Items from a figure collection:
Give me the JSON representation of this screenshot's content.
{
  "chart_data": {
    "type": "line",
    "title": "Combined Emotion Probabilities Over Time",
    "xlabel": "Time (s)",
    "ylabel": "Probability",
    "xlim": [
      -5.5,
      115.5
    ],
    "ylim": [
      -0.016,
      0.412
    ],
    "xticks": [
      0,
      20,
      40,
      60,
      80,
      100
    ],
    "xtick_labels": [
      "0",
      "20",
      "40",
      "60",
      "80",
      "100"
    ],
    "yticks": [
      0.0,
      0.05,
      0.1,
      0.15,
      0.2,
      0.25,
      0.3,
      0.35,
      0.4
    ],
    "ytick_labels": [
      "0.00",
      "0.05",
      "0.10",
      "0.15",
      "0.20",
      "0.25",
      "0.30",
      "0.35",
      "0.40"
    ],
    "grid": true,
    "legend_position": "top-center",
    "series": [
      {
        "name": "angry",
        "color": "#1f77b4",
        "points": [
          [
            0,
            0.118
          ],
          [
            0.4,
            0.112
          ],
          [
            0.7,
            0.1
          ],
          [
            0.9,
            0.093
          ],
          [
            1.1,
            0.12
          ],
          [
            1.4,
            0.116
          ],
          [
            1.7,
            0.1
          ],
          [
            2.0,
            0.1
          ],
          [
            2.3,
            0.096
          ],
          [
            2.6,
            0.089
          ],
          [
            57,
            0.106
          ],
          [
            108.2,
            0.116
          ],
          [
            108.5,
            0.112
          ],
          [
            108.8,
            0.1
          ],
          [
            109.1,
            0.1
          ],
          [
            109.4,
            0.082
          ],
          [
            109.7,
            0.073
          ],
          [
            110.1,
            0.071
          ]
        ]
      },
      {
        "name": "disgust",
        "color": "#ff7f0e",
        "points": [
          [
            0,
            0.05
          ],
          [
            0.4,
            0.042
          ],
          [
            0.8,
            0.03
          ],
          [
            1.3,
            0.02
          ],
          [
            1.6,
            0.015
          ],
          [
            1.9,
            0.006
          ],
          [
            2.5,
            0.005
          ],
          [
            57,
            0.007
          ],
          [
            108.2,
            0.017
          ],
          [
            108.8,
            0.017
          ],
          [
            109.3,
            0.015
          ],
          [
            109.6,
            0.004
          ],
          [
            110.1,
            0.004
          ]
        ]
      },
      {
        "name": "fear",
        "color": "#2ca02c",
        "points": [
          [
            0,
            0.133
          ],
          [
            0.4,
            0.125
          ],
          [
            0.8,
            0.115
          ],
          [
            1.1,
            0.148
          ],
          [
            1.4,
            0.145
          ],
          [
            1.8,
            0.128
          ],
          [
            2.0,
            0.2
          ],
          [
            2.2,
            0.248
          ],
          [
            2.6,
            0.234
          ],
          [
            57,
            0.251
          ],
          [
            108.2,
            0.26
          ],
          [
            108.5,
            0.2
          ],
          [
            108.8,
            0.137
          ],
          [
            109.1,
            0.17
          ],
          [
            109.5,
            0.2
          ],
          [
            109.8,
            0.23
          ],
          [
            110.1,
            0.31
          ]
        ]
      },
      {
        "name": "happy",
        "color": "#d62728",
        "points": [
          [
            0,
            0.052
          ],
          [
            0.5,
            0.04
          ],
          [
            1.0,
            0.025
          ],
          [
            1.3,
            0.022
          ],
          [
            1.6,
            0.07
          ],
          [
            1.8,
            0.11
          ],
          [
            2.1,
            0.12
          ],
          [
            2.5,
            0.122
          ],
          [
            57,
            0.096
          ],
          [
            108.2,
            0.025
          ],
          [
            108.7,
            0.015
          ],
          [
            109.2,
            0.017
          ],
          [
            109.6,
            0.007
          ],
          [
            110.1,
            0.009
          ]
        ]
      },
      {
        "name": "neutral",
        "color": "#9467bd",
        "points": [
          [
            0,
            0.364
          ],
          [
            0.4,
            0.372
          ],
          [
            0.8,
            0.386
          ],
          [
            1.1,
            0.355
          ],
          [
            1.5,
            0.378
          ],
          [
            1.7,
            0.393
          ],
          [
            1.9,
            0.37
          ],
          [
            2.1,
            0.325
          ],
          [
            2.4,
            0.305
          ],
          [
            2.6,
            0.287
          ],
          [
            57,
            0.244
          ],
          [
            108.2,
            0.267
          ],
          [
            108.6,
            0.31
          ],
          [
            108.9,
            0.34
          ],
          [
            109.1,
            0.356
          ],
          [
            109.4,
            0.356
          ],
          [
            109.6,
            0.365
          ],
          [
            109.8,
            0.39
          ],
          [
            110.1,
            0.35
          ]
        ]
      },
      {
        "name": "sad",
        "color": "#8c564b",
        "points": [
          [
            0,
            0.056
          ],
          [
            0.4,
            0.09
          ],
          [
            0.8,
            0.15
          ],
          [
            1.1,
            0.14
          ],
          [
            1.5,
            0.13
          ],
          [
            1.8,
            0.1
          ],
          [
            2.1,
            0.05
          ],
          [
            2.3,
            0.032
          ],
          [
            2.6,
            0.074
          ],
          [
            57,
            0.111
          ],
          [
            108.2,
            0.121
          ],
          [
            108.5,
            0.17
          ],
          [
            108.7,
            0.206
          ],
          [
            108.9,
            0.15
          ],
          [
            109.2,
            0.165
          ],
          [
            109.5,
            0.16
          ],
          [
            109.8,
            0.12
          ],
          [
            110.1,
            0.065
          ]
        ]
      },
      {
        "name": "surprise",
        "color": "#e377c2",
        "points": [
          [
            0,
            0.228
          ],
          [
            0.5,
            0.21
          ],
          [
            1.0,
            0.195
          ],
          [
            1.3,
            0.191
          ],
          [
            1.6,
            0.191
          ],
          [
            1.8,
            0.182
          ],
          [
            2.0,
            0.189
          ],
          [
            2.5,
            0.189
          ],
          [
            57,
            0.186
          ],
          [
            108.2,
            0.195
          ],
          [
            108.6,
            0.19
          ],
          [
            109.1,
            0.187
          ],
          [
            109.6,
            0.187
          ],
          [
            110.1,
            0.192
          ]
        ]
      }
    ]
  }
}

EXERCISE DESCRIPTION: Find all the lines containing "color" in the material, then copy them.

RESULT OF THE TASK:
        "color": "#1f77b4",
        "color": "#ff7f0e",
        "color": "#2ca02c",
        "color": "#d62728",
        "color": "#9467bd",
        "color": "#8c564b",
        "color": "#e377c2",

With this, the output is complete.